* Dataset:
*-*-*
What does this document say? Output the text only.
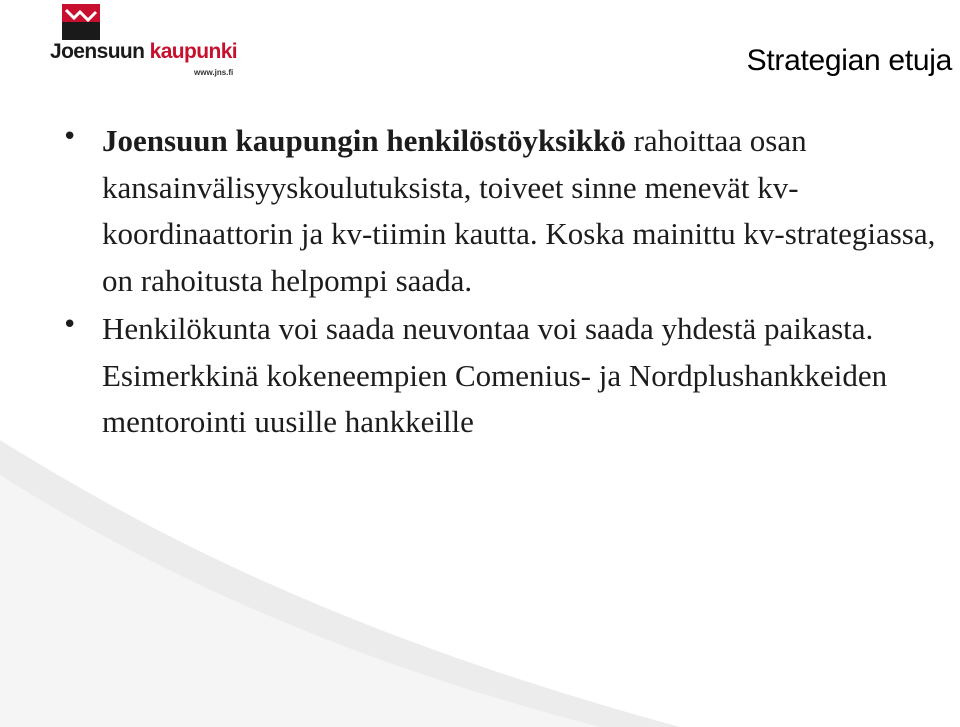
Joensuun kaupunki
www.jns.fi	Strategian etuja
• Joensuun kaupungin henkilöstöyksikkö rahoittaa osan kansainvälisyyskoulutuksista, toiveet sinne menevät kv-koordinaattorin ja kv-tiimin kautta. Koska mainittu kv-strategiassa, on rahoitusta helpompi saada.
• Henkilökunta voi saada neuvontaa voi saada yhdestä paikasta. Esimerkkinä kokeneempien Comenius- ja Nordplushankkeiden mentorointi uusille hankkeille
*-*-*
* Directions for this task:
All of the data above should be transcribed verbatim, with pictures omitted.

* Solution:
What does this document say? Output the text only.
Joensuun kaupunki
www.jns.fi	Strategian etuja
• Joensuun kaupungin henkilöstöyksikkö rahoittaa osan kansainvälisyyskoulutuksista, toiveet sinne menevät kv-koordinaattorin ja kv-tiimin kautta. Koska mainittu kv-strategiassa, on rahoitusta helpompi saada.
• Henkilökunta voi saada neuvontaa voi saada yhdestä paikasta. Esimerkkinä kokeneempien Comenius- ja Nordplushankkeiden mentorointi uusille hankkeille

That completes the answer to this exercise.